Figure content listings
--------------------

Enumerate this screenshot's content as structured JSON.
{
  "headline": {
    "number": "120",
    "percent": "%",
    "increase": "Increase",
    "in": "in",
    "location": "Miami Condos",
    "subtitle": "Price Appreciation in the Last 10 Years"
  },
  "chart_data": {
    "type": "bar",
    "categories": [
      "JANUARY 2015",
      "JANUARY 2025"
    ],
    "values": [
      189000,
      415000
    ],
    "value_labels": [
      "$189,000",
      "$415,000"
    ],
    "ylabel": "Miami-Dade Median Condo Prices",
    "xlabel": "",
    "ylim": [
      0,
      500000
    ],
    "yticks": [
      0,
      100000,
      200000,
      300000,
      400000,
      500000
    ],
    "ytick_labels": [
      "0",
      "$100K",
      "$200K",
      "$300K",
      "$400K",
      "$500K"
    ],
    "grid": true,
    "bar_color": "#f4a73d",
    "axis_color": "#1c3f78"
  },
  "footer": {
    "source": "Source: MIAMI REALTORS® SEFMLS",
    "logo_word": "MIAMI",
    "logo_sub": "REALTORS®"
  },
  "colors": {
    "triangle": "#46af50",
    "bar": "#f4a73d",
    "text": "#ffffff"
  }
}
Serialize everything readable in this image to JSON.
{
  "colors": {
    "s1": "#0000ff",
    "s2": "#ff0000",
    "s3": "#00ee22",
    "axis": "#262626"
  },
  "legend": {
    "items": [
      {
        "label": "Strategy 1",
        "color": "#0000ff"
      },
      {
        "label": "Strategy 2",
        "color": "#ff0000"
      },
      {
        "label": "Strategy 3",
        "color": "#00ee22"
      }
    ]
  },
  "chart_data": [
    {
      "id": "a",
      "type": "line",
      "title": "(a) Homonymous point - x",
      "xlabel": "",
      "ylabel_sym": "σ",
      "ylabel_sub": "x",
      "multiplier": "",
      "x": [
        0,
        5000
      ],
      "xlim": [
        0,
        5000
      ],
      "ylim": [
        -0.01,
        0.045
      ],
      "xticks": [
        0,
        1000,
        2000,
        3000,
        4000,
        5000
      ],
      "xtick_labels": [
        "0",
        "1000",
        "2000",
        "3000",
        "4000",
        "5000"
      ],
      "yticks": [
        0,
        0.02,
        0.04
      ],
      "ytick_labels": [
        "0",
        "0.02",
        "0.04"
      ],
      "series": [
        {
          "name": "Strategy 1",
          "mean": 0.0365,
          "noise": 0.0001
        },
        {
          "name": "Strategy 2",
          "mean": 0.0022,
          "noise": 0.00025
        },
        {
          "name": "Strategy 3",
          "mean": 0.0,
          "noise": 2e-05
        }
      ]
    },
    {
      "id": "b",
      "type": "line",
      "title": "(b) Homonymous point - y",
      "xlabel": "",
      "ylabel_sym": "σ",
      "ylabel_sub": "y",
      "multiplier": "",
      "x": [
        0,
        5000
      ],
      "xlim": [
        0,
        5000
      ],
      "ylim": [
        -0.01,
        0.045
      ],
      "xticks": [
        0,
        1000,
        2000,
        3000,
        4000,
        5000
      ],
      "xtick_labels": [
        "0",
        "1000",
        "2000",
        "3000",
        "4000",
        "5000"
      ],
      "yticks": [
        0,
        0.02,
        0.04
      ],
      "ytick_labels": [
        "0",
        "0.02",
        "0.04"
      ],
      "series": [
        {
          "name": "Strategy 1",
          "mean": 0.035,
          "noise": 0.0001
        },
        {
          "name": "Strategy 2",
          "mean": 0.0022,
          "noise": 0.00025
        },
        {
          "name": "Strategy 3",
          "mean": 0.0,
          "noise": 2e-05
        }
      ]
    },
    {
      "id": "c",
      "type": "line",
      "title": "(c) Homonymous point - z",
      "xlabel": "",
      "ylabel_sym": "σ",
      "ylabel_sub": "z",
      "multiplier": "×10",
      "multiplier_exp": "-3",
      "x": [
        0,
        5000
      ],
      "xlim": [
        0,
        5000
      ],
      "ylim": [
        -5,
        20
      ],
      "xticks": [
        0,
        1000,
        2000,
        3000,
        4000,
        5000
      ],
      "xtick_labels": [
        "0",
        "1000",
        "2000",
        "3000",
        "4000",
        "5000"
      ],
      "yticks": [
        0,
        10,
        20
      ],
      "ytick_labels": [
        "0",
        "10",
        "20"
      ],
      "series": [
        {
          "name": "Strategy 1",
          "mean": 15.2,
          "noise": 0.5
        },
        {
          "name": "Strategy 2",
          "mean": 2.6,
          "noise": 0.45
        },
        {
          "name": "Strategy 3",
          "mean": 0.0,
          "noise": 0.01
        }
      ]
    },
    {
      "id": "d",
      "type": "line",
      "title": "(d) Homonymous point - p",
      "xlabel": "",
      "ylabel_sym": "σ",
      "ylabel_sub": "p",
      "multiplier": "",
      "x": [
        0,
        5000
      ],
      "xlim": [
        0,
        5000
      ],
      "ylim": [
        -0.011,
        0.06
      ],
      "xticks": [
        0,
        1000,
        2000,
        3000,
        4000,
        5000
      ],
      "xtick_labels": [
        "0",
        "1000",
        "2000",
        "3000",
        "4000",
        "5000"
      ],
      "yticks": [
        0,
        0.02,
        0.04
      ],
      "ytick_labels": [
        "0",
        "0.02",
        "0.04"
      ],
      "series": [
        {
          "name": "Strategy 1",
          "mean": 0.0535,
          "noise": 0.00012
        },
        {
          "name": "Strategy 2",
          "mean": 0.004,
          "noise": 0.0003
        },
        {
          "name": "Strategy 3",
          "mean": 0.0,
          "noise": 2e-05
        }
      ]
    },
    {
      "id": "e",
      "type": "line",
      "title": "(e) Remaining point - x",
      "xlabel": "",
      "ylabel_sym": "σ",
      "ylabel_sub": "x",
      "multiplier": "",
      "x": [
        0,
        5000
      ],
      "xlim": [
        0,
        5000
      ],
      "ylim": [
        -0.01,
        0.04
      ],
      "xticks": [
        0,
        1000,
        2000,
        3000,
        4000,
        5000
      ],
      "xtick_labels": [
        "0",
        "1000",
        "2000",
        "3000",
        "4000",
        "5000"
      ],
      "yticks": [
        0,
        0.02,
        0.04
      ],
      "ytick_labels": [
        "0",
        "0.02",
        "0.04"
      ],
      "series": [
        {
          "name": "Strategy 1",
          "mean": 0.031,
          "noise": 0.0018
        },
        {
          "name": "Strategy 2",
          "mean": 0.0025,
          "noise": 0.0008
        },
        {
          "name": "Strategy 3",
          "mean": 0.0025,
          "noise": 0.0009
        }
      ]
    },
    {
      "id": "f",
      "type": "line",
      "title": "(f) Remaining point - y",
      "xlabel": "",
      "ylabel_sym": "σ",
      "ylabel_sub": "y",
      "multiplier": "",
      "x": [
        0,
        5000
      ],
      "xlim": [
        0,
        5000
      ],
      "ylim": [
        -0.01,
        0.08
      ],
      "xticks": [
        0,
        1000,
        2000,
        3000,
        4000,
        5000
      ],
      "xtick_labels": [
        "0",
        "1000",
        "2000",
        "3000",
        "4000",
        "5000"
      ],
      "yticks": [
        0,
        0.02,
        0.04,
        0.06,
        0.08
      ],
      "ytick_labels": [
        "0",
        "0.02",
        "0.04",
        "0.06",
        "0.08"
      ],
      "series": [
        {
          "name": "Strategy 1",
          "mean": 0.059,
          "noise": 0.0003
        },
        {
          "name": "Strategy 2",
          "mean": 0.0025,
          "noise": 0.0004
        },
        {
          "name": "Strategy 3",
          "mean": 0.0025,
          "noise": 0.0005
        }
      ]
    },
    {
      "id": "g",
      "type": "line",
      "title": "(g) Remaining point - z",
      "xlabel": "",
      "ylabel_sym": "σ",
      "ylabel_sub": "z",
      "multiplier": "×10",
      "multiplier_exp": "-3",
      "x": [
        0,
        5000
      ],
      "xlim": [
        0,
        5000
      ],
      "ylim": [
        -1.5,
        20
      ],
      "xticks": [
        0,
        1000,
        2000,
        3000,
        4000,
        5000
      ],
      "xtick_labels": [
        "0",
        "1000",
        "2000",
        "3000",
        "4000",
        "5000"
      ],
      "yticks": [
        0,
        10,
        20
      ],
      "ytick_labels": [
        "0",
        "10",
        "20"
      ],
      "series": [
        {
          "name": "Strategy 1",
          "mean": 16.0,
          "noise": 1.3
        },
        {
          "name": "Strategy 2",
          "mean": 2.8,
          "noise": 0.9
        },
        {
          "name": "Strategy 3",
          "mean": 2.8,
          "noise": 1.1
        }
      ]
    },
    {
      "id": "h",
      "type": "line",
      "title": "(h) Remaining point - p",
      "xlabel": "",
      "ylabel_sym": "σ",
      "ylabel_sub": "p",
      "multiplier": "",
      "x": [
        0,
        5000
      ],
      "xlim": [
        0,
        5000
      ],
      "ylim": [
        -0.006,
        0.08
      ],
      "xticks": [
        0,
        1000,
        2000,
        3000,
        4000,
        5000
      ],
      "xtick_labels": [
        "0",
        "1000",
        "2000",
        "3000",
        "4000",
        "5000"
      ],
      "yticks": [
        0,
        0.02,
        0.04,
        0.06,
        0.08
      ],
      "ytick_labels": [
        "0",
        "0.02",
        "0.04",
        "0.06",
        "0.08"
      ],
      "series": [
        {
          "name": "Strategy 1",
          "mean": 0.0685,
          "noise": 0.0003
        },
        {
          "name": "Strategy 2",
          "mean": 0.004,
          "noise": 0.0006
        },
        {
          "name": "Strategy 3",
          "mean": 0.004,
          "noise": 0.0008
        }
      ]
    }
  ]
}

--------------------

What the task asks
Copy the lines from the entries above in which the word "JSON" appears.

The response
Enumerate this screenshot's content as structured JSON.
Serialize everything readable in this image to JSON.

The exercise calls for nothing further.